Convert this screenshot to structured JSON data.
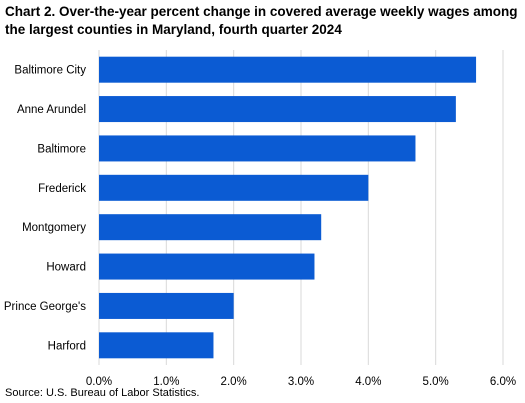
{
  "chart_data": {
    "type": "bar",
    "orientation": "horizontal",
    "title": "Chart 2. Over-the-year percent change in covered average weekly wages among the largest counties in Maryland, fourth quarter 2024",
    "categories": [
      "Baltimore City",
      "Anne Arundel",
      "Baltimore",
      "Frederick",
      "Montgomery",
      "Howard",
      "Prince George's",
      "Harford"
    ],
    "values": [
      5.6,
      5.3,
      4.7,
      4.0,
      3.3,
      3.2,
      2.0,
      1.7
    ],
    "xlim": [
      0,
      6
    ],
    "xticks": [
      "0.0%",
      "1.0%",
      "2.0%",
      "3.0%",
      "4.0%",
      "5.0%",
      "6.0%"
    ],
    "xtick_values": [
      0,
      1,
      2,
      3,
      4,
      5,
      6
    ],
    "bar_color": "#0b5bd3",
    "grid": "vertical",
    "source": "Source: U.S. Bureau of Labor Statistics."
  }
}
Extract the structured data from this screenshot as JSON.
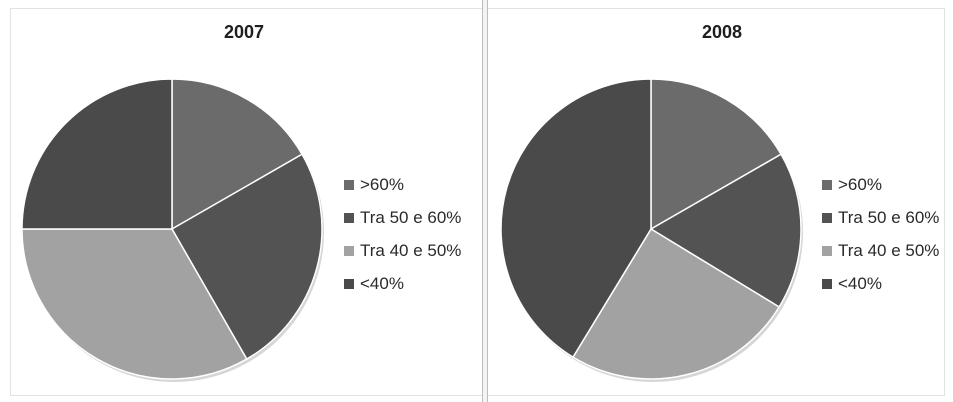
{
  "colors": {
    "above_60": "#6b6b6b",
    "between_50_60": "#535353",
    "between_40_50": "#a2a2a2",
    "below_40": "#4a4a4a",
    "slice_border": "#ffffff"
  },
  "chart_data": [
    {
      "type": "pie",
      "title": "2007",
      "categories": [
        ">60%",
        "Tra 50 e 60%",
        "Tra 40 e 50%",
        "<40%"
      ],
      "values": [
        16.7,
        25.0,
        33.3,
        25.0
      ],
      "legend_position": "right"
    },
    {
      "type": "pie",
      "title": "2008",
      "categories": [
        ">60%",
        "Tra 50 e 60%",
        "Tra 40 e 50%",
        "<40%"
      ],
      "values": [
        16.7,
        17.0,
        25.0,
        41.3
      ],
      "legend_position": "right"
    }
  ]
}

_ _ _ _ _

* **Work instructions**: Find the line that contains "Extract the structured", then write out that line and every line after it through the end of the records, exactly. Leave the pictures out.

* **Finished answer**:
Extract the structured data from this screenshot as JSON.
{
  "colors": {
    "above_60": "#6b6b6b",
    "between_50_60": "#535353",
    "between_40_50": "#a2a2a2",
    "below_40": "#4a4a4a",
    "slice_border": "#ffffff"
  },
  "chart_data": [
    {
      "type": "pie",
      "title": "2007",
      "categories": [
        ">60%",
        "Tra 50 e 60%",
        "Tra 40 e 50%",
        "<40%"
      ],
      "values": [
        16.7,
        25.0,
        33.3,
        25.0
      ],
      "legend_position": "right"
    },
    {
      "type": "pie",
      "title": "2008",
      "categories": [
        ">60%",
        "Tra 50 e 60%",
        "Tra 40 e 50%",
        "<40%"
      ],
      "values": [
        16.7,
        17.0,
        25.0,
        41.3
      ],
      "legend_position": "right"
    }
  ]
}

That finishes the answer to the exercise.